→ The problem: Restate the whole of the material. Keep every word, and drop the pictures.

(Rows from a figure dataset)
** Begin **

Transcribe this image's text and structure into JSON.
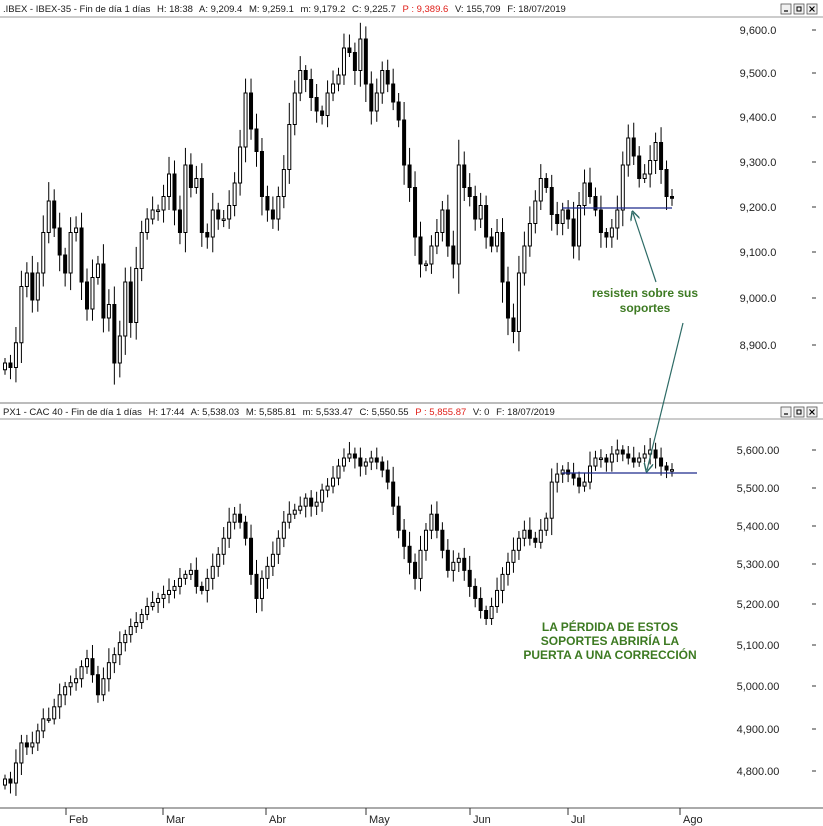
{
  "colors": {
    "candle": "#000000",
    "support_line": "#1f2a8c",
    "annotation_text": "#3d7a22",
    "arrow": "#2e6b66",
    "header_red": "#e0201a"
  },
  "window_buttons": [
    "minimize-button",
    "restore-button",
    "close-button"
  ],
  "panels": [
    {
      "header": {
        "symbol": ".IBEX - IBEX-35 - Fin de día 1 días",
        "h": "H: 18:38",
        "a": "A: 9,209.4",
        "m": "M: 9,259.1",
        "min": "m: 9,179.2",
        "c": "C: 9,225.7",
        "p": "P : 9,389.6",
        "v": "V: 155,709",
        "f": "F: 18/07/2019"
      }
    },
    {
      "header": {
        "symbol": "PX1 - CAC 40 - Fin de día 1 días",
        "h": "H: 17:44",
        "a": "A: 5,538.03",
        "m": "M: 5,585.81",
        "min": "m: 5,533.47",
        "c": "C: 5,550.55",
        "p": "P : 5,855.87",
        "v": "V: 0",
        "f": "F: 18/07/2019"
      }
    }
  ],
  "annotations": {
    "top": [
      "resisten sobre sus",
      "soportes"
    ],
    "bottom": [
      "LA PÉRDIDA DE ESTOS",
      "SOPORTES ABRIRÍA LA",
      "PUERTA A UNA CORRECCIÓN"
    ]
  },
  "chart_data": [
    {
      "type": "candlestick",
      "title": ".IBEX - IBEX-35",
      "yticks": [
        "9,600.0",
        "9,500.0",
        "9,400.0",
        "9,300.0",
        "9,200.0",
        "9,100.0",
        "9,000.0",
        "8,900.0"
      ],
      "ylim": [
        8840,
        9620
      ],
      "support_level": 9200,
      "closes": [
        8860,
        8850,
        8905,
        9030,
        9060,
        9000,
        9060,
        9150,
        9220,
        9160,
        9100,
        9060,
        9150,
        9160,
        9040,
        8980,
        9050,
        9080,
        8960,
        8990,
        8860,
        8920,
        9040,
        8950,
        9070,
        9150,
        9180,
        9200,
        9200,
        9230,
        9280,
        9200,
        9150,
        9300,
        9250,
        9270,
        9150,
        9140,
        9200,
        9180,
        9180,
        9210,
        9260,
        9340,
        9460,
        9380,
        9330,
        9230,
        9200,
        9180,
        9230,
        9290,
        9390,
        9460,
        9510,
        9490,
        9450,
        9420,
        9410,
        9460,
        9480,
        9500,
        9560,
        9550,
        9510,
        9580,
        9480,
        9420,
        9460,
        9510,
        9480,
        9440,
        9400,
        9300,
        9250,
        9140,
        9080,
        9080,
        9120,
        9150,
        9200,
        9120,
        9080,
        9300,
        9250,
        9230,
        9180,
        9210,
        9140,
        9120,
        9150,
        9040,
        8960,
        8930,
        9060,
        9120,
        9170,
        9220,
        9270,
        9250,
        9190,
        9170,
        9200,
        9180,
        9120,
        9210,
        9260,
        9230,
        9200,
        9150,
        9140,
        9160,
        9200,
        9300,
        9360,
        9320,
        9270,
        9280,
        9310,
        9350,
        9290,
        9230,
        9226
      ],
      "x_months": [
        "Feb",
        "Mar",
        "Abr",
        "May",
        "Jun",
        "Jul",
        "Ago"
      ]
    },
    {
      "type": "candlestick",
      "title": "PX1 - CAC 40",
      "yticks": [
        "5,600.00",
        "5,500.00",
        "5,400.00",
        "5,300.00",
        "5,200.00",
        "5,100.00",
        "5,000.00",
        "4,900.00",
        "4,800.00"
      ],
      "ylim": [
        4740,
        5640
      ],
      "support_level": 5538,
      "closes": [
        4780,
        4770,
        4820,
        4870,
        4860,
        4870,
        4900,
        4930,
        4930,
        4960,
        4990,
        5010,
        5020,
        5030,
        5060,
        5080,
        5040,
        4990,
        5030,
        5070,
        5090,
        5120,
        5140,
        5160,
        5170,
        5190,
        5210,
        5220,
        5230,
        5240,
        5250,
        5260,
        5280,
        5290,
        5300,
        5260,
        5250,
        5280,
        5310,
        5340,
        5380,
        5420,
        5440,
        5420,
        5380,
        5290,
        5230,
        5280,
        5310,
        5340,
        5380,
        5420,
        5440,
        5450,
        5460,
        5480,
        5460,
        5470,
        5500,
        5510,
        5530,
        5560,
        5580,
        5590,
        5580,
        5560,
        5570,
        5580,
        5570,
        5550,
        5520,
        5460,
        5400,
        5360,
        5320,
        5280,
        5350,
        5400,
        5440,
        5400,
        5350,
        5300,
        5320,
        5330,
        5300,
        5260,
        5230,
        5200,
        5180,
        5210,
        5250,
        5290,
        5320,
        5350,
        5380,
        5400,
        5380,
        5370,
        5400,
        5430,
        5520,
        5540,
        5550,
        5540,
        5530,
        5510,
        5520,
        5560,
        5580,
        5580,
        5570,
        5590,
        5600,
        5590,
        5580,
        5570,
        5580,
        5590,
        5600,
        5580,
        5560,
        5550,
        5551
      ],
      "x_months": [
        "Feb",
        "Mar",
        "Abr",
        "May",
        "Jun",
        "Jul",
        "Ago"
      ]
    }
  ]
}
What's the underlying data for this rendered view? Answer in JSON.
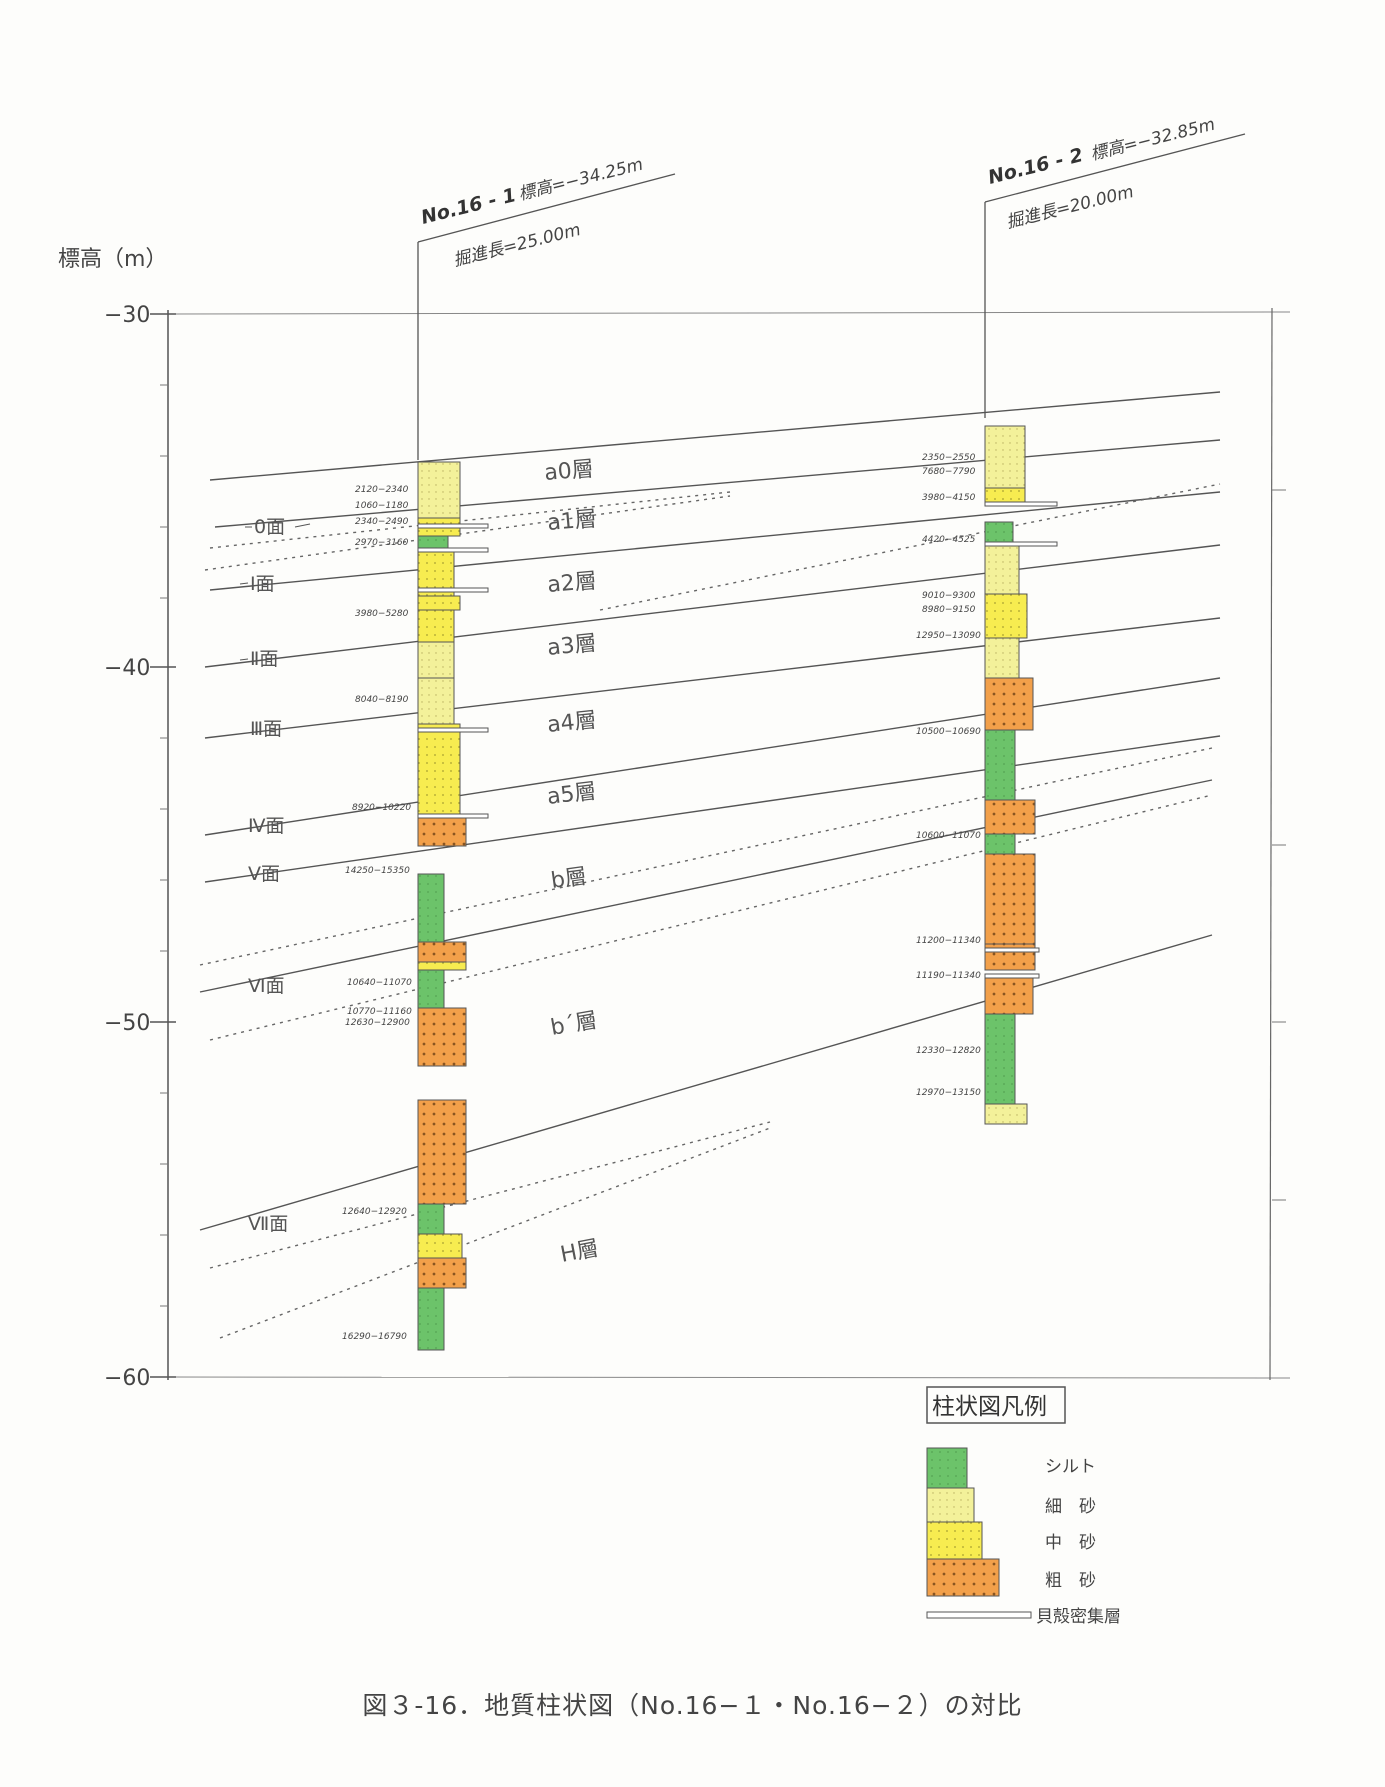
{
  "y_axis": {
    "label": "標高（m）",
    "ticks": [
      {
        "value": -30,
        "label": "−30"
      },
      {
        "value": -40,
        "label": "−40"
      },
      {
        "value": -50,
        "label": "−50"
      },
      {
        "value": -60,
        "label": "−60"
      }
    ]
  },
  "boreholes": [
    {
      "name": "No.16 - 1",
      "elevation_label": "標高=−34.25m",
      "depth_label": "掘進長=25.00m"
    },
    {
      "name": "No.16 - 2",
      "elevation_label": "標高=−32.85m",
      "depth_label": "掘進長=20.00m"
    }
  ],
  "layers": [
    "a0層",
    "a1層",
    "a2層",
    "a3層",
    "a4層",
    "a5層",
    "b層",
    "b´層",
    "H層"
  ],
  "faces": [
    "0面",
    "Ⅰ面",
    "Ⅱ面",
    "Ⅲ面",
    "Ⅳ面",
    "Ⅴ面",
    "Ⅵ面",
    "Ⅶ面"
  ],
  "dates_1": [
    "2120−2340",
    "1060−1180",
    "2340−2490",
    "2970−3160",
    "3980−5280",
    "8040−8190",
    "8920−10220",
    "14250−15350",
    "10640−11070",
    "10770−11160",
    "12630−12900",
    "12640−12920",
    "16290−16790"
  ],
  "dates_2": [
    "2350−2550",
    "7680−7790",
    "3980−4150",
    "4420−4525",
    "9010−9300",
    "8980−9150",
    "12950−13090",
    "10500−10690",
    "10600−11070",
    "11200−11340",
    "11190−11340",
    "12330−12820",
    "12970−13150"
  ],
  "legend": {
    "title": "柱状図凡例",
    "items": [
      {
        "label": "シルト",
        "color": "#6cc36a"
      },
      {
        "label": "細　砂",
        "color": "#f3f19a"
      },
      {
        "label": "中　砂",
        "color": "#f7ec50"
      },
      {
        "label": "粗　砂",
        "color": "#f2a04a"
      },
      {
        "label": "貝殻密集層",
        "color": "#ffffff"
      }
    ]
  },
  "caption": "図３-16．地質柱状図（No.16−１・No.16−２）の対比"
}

** End **

→ Completed task:
Transcribe this image's text and structure into JSON.
{
  "colors": {
    "candle": "#000000",
    "support_line": "#1f2a8c",
    "annotation_text": "#3d7a22",
    "arrow": "#2e6b66",
    "header_red": "#e0201a"
  },
  "window_buttons": [
    "minimize-button",
    "restore-button",
    "close-button"
  ],
  "panels": [
    {
      "header": {
        "symbol": ".IBEX - IBEX-35 - Fin de día 1 días",
        "h": "H: 18:38",
        "a": "A: 9,209.4",
        "m": "M: 9,259.1",
        "min": "m: 9,179.2",
        "c": "C: 9,225.7",
        "p": "P : 9,389.6",
        "v": "V: 155,709",
        "f": "F: 18/07/2019"
      }
    },
    {
      "header": {
        "symbol": "PX1 - CAC 40 - Fin de día 1 días",
        "h": "H: 17:44",
        "a": "A: 5,538.03",
        "m": "M: 5,585.81",
        "min": "m: 5,533.47",
        "c": "C: 5,550.55",
        "p": "P : 5,855.87",
        "v": "V: 0",
        "f": "F: 18/07/2019"
      }
    }
  ],
  "annotations": {
    "top": [
      "resisten sobre sus",
      "soportes"
    ],
    "bottom": [
      "LA PÉRDIDA DE ESTOS",
      "SOPORTES ABRIRÍA LA",
      "PUERTA A UNA CORRECCIÓN"
    ]
  },
  "chart_data": [
    {
      "type": "candlestick",
      "title": ".IBEX - IBEX-35",
      "yticks": [
        "9,600.0",
        "9,500.0",
        "9,400.0",
        "9,300.0",
        "9,200.0",
        "9,100.0",
        "9,000.0",
        "8,900.0"
      ],
      "ylim": [
        8840,
        9620
      ],
      "support_level": 9200,
      "closes": [
        8860,
        8850,
        8905,
        9030,
        9060,
        9000,
        9060,
        9150,
        9220,
        9160,
        9100,
        9060,
        9150,
        9160,
        9040,
        8980,
        9050,
        9080,
        8960,
        8990,
        8860,
        8920,
        9040,
        8950,
        9070,
        9150,
        9180,
        9200,
        9200,
        9230,
        9280,
        9200,
        9150,
        9300,
        9250,
        9270,
        9150,
        9140,
        9200,
        9180,
        9180,
        9210,
        9260,
        9340,
        9460,
        9380,
        9330,
        9230,
        9200,
        9180,
        9230,
        9290,
        9390,
        9460,
        9510,
        9490,
        9450,
        9420,
        9410,
        9460,
        9480,
        9500,
        9560,
        9550,
        9510,
        9580,
        9480,
        9420,
        9460,
        9510,
        9480,
        9440,
        9400,
        9300,
        9250,
        9140,
        9080,
        9080,
        9120,
        9150,
        9200,
        9120,
        9080,
        9300,
        9250,
        9230,
        9180,
        9210,
        9140,
        9120,
        9150,
        9040,
        8960,
        8930,
        9060,
        9120,
        9170,
        9220,
        9270,
        9250,
        9190,
        9170,
        9200,
        9180,
        9120,
        9210,
        9260,
        9230,
        9200,
        9150,
        9140,
        9160,
        9200,
        9300,
        9360,
        9320,
        9270,
        9280,
        9310,
        9350,
        9290,
        9230,
        9226
      ],
      "x_months": [
        "Feb",
        "Mar",
        "Abr",
        "May",
        "Jun",
        "Jul",
        "Ago"
      ]
    },
    {
      "type": "candlestick",
      "title": "PX1 - CAC 40",
      "yticks": [
        "5,600.00",
        "5,500.00",
        "5,400.00",
        "5,300.00",
        "5,200.00",
        "5,100.00",
        "5,000.00",
        "4,900.00",
        "4,800.00"
      ],
      "ylim": [
        4740,
        5640
      ],
      "support_level": 5538,
      "closes": [
        4780,
        4770,
        4820,
        4870,
        4860,
        4870,
        4900,
        4930,
        4930,
        4960,
        4990,
        5010,
        5020,
        5030,
        5060,
        5080,
        5040,
        4990,
        5030,
        5070,
        5090,
        5120,
        5140,
        5160,
        5170,
        5190,
        5210,
        5220,
        5230,
        5240,
        5250,
        5260,
        5280,
        5290,
        5300,
        5260,
        5250,
        5280,
        5310,
        5340,
        5380,
        5420,
        5440,
        5420,
        5380,
        5290,
        5230,
        5280,
        5310,
        5340,
        5380,
        5420,
        5440,
        5450,
        5460,
        5480,
        5460,
        5470,
        5500,
        5510,
        5530,
        5560,
        5580,
        5590,
        5580,
        5560,
        5570,
        5580,
        5570,
        5550,
        5520,
        5460,
        5400,
        5360,
        5320,
        5280,
        5350,
        5400,
        5440,
        5400,
        5350,
        5300,
        5320,
        5330,
        5300,
        5260,
        5230,
        5200,
        5180,
        5210,
        5250,
        5290,
        5320,
        5350,
        5380,
        5400,
        5380,
        5370,
        5400,
        5430,
        5520,
        5540,
        5550,
        5540,
        5530,
        5510,
        5520,
        5560,
        5580,
        5580,
        5570,
        5590,
        5600,
        5590,
        5580,
        5570,
        5580,
        5590,
        5600,
        5580,
        5560,
        5550,
        5551
      ],
      "x_months": [
        "Feb",
        "Mar",
        "Abr",
        "May",
        "Jun",
        "Jul",
        "Ago"
      ]
    }
  ]
}
What's the underlying data for this rendered view? Answer in JSON.
{
  "y_axis": {
    "label": "標高（m）",
    "ticks": [
      {
        "value": -30,
        "label": "−30"
      },
      {
        "value": -40,
        "label": "−40"
      },
      {
        "value": -50,
        "label": "−50"
      },
      {
        "value": -60,
        "label": "−60"
      }
    ]
  },
  "boreholes": [
    {
      "name": "No.16 - 1",
      "elevation_label": "標高=−34.25m",
      "depth_label": "掘進長=25.00m"
    },
    {
      "name": "No.16 - 2",
      "elevation_label": "標高=−32.85m",
      "depth_label": "掘進長=20.00m"
    }
  ],
  "layers": [
    "a0層",
    "a1層",
    "a2層",
    "a3層",
    "a4層",
    "a5層",
    "b層",
    "b´層",
    "H層"
  ],
  "faces": [
    "0面",
    "Ⅰ面",
    "Ⅱ面",
    "Ⅲ面",
    "Ⅳ面",
    "Ⅴ面",
    "Ⅵ面",
    "Ⅶ面"
  ],
  "dates_1": [
    "2120−2340",
    "1060−1180",
    "2340−2490",
    "2970−3160",
    "3980−5280",
    "8040−8190",
    "8920−10220",
    "14250−15350",
    "10640−11070",
    "10770−11160",
    "12630−12900",
    "12640−12920",
    "16290−16790"
  ],
  "dates_2": [
    "2350−2550",
    "7680−7790",
    "3980−4150",
    "4420−4525",
    "9010−9300",
    "8980−9150",
    "12950−13090",
    "10500−10690",
    "10600−11070",
    "11200−11340",
    "11190−11340",
    "12330−12820",
    "12970−13150"
  ],
  "legend": {
    "title": "柱状図凡例",
    "items": [
      {
        "label": "シルト",
        "color": "#6cc36a"
      },
      {
        "label": "細　砂",
        "color": "#f3f19a"
      },
      {
        "label": "中　砂",
        "color": "#f7ec50"
      },
      {
        "label": "粗　砂",
        "color": "#f2a04a"
      },
      {
        "label": "貝殻密集層",
        "color": "#ffffff"
      }
    ]
  },
  "caption": "図３-16．地質柱状図（No.16−１・No.16−２）の対比"
}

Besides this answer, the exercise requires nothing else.